Excerpt from a dataset:
>> START

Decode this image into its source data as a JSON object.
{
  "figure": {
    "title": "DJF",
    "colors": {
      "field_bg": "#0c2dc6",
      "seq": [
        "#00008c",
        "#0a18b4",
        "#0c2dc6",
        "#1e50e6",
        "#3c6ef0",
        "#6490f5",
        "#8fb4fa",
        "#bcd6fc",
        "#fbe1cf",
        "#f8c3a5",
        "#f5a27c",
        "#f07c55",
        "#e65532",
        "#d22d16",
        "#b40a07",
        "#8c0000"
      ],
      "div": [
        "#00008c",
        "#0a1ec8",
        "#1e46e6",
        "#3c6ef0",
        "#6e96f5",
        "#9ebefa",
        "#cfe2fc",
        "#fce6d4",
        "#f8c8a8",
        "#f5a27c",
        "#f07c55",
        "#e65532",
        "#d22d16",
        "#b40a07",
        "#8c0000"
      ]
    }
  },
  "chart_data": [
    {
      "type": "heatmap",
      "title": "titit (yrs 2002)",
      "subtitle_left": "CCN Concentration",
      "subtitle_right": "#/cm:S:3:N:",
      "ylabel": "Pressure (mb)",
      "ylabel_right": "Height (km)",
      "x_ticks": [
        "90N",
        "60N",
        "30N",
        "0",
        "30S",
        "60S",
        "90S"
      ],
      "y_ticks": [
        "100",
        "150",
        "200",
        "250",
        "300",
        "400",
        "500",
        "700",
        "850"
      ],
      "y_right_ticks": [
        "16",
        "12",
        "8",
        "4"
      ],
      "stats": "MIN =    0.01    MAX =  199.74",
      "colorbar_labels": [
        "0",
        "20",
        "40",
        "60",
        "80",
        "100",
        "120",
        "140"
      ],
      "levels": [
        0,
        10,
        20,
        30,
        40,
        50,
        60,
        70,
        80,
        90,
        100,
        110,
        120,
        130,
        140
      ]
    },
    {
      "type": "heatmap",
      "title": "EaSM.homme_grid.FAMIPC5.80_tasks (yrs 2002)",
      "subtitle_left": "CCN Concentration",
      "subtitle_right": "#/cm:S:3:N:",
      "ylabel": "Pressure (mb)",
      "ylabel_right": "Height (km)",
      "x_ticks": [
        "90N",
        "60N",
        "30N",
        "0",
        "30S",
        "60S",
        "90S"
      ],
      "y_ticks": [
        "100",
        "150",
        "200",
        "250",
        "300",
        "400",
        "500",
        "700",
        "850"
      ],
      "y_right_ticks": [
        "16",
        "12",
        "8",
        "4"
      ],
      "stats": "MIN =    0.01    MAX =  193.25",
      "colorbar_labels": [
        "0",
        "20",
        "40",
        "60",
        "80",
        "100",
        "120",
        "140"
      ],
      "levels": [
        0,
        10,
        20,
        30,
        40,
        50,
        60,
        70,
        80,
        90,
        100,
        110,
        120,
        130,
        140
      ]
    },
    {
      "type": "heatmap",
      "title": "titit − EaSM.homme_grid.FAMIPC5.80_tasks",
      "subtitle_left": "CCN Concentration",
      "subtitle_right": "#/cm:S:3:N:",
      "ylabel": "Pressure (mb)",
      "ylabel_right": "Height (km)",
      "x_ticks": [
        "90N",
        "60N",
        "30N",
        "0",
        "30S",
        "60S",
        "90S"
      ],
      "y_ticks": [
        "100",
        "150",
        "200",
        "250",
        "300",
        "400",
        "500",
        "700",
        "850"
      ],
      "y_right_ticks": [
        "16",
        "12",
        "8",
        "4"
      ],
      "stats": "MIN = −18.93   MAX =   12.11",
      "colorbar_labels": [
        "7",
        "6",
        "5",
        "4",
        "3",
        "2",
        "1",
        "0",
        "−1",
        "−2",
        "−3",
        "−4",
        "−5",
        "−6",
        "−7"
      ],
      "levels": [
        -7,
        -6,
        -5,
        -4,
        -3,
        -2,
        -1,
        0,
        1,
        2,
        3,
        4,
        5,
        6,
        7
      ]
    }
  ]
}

>> END

Copy every line verbatim.

**Result for this task**
Decode this image into its source data as a JSON object.
{
  "figure": {
    "title": "DJF",
    "colors": {
      "field_bg": "#0c2dc6",
      "seq": [
        "#00008c",
        "#0a18b4",
        "#0c2dc6",
        "#1e50e6",
        "#3c6ef0",
        "#6490f5",
        "#8fb4fa",
        "#bcd6fc",
        "#fbe1cf",
        "#f8c3a5",
        "#f5a27c",
        "#f07c55",
        "#e65532",
        "#d22d16",
        "#b40a07",
        "#8c0000"
      ],
      "div": [
        "#00008c",
        "#0a1ec8",
        "#1e46e6",
        "#3c6ef0",
        "#6e96f5",
        "#9ebefa",
        "#cfe2fc",
        "#fce6d4",
        "#f8c8a8",
        "#f5a27c",
        "#f07c55",
        "#e65532",
        "#d22d16",
        "#b40a07",
        "#8c0000"
      ]
    }
  },
  "chart_data": [
    {
      "type": "heatmap",
      "title": "titit (yrs 2002)",
      "subtitle_left": "CCN Concentration",
      "subtitle_right": "#/cm:S:3:N:",
      "ylabel": "Pressure (mb)",
      "ylabel_right": "Height (km)",
      "x_ticks": [
        "90N",
        "60N",
        "30N",
        "0",
        "30S",
        "60S",
        "90S"
      ],
      "y_ticks": [
        "100",
        "150",
        "200",
        "250",
        "300",
        "400",
        "500",
        "700",
        "850"
      ],
      "y_right_ticks": [
        "16",
        "12",
        "8",
        "4"
      ],
      "stats": "MIN =    0.01    MAX =  199.74",
      "colorbar_labels": [
        "0",
        "20",
        "40",
        "60",
        "80",
        "100",
        "120",
        "140"
      ],
      "levels": [
        0,
        10,
        20,
        30,
        40,
        50,
        60,
        70,
        80,
        90,
        100,
        110,
        120,
        130,
        140
      ]
    },
    {
      "type": "heatmap",
      "title": "EaSM.homme_grid.FAMIPC5.80_tasks (yrs 2002)",
      "subtitle_left": "CCN Concentration",
      "subtitle_right": "#/cm:S:3:N:",
      "ylabel": "Pressure (mb)",
      "ylabel_right": "Height (km)",
      "x_ticks": [
        "90N",
        "60N",
        "30N",
        "0",
        "30S",
        "60S",
        "90S"
      ],
      "y_ticks": [
        "100",
        "150",
        "200",
        "250",
        "300",
        "400",
        "500",
        "700",
        "850"
      ],
      "y_right_ticks": [
        "16",
        "12",
        "8",
        "4"
      ],
      "stats": "MIN =    0.01    MAX =  193.25",
      "colorbar_labels": [
        "0",
        "20",
        "40",
        "60",
        "80",
        "100",
        "120",
        "140"
      ],
      "levels": [
        0,
        10,
        20,
        30,
        40,
        50,
        60,
        70,
        80,
        90,
        100,
        110,
        120,
        130,
        140
      ]
    },
    {
      "type": "heatmap",
      "title": "titit − EaSM.homme_grid.FAMIPC5.80_tasks",
      "subtitle_left": "CCN Concentration",
      "subtitle_right": "#/cm:S:3:N:",
      "ylabel": "Pressure (mb)",
      "ylabel_right": "Height (km)",
      "x_ticks": [
        "90N",
        "60N",
        "30N",
        "0",
        "30S",
        "60S",
        "90S"
      ],
      "y_ticks": [
        "100",
        "150",
        "200",
        "250",
        "300",
        "400",
        "500",
        "700",
        "850"
      ],
      "y_right_ticks": [
        "16",
        "12",
        "8",
        "4"
      ],
      "stats": "MIN = −18.93   MAX =   12.11",
      "colorbar_labels": [
        "7",
        "6",
        "5",
        "4",
        "3",
        "2",
        "1",
        "0",
        "−1",
        "−2",
        "−3",
        "−4",
        "−5",
        "−6",
        "−7"
      ],
      "levels": [
        -7,
        -6,
        -5,
        -4,
        -3,
        -2,
        -1,
        0,
        1,
        2,
        3,
        4,
        5,
        6,
        7
      ]
    }
  ]
}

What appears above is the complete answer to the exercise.